Task prompt: Repeat the data word for word. Do not include the pictures.

----- Data provided

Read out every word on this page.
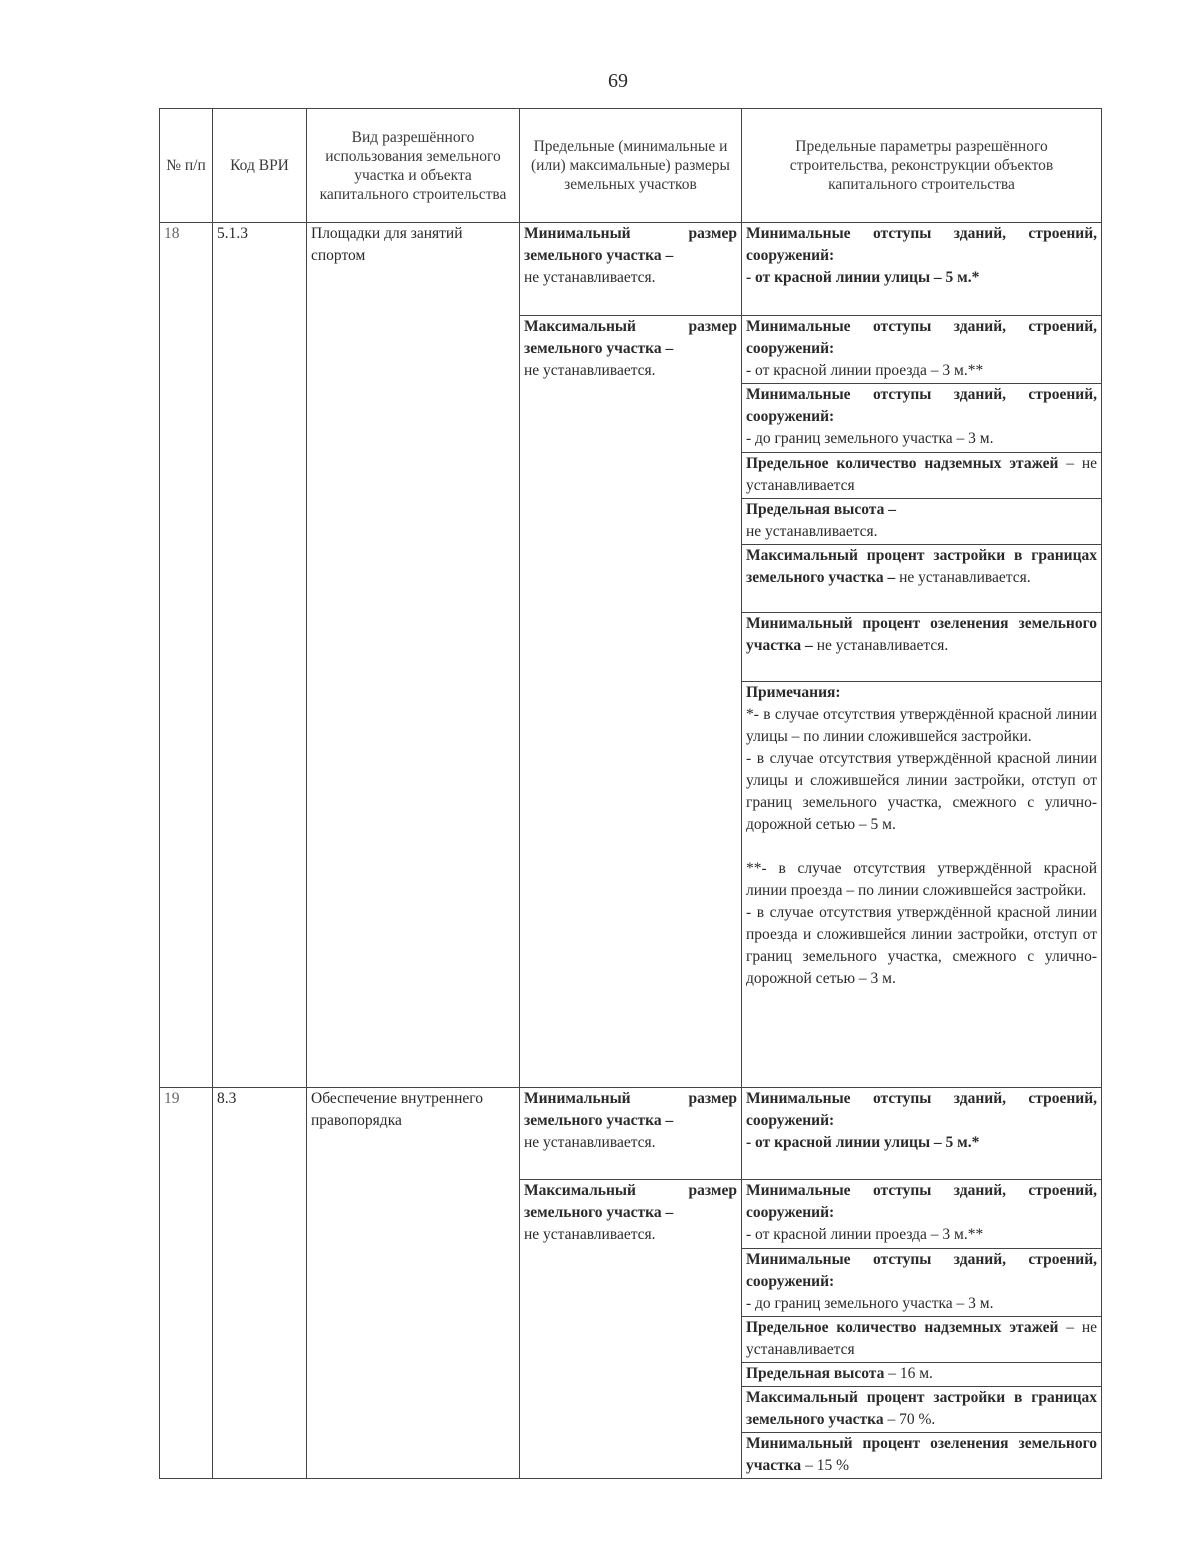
69
№ п/п	Код ВРИ	Вид разрешённого использования земельного участка и объекта капитального строительства	Предельные (минимальные и (или) максимальные) размеры земельных участков	Предельные параметры разрешённого строительства, реконструкции объектов капитального строительства
18	5.1.3	Площадки для занятий спортом	Минимальный размер земельного участка –
не устанавливается.	Минимальные отступы зданий, строений, сооружений:
- от красной линии улицы – 5 м.*
			Максимальный размер земельного участка –
не устанавливается.	Минимальные отступы зданий, строений, сооружений:
- от красной линии проезда – 3 м.**
				Минимальные отступы зданий, строений, сооружений:
- до границ земельного участка – 3 м.
				Предельное количество надземных этажей – не устанавливается
				Предельная высота –
не устанавливается.
				Максимальный процент застройки в границах земельного участка – не устанавливается.
				Минимальный процент озеленения земельного участка – не устанавливается.

				Примечания:
*- в случае отсутствия утверждённой красной линии улицы – по линии сложившейся застройки.
- в случае отсутствия утверждённой красной линии улицы и сложившейся линии застройки, отступ от границ земельного участка, смежного с улично-дорожной сетью – 5 м.
**- в случае отсутствия утверждённой красной линии проезда – по линии сложившейся застройки.
- в случае отсутствия утверждённой красной линии проезда и сложившейся линии застройки, отступ от границ земельного участка, смежного с улично-дорожной сетью – 3 м.

19	8.3	Обеспечение внутреннего правопорядка	Минимальный размер земельного участка –
не устанавливается.	Минимальные отступы зданий, строений, сооружений:
- от красной линии улицы – 5 м.*
			Максимальный размер земельного участка –
не устанавливается.	Минимальные отступы зданий, строений, сооружений:
- от красной линии проезда – 3 м.**
				Минимальные отступы зданий, строений, сооружений:
- до границ земельного участка – 3 м.
				Предельное количество надземных этажей – не устанавливается
				Предельная высота – 16 м.
				Максимальный процент застройки в границах земельного участка – 70 %.
				Минимальный процент озеленения земельного участка – 15 %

----------

Exercise result:
Read out every word on this page.
69
№ п/п	Код ВРИ	Вид разрешённого использования земельного участка и объекта капитального строительства	Предельные (минимальные и (или) максимальные) размеры земельных участков	Предельные параметры разрешённого строительства, реконструкции объектов капитального строительства
18	5.1.3	Площадки для занятий спортом	Минимальный размер земельного участка –
не устанавливается.	Минимальные отступы зданий, строений, сооружений:
- от красной линии улицы – 5 м.*
			Максимальный размер земельного участка –
не устанавливается.	Минимальные отступы зданий, строений, сооружений:
- от красной линии проезда – 3 м.**
				Минимальные отступы зданий, строений, сооружений:
- до границ земельного участка – 3 м.
				Предельное количество надземных этажей – не устанавливается
				Предельная высота –
не устанавливается.
				Максимальный процент застройки в границах земельного участка – не устанавливается.
				Минимальный процент озеленения земельного участка – не устанавливается.

				Примечания:
*- в случае отсутствия утверждённой красной линии улицы – по линии сложившейся застройки.
- в случае отсутствия утверждённой красной линии улицы и сложившейся линии застройки, отступ от границ земельного участка, смежного с улично-дорожной сетью – 5 м.
**- в случае отсутствия утверждённой красной линии проезда – по линии сложившейся застройки.
- в случае отсутствия утверждённой красной линии проезда и сложившейся линии застройки, отступ от границ земельного участка, смежного с улично-дорожной сетью – 3 м.

19	8.3	Обеспечение внутреннего правопорядка	Минимальный размер земельного участка –
не устанавливается.	Минимальные отступы зданий, строений, сооружений:
- от красной линии улицы – 5 м.*
			Максимальный размер земельного участка –
не устанавливается.	Минимальные отступы зданий, строений, сооружений:
- от красной линии проезда – 3 м.**
				Минимальные отступы зданий, строений, сооружений:
- до границ земельного участка – 3 м.
				Предельное количество надземных этажей – не устанавливается
				Предельная высота – 16 м.
				Максимальный процент застройки в границах земельного участка – 70 %.
				Минимальный процент озеленения земельного участка – 15 %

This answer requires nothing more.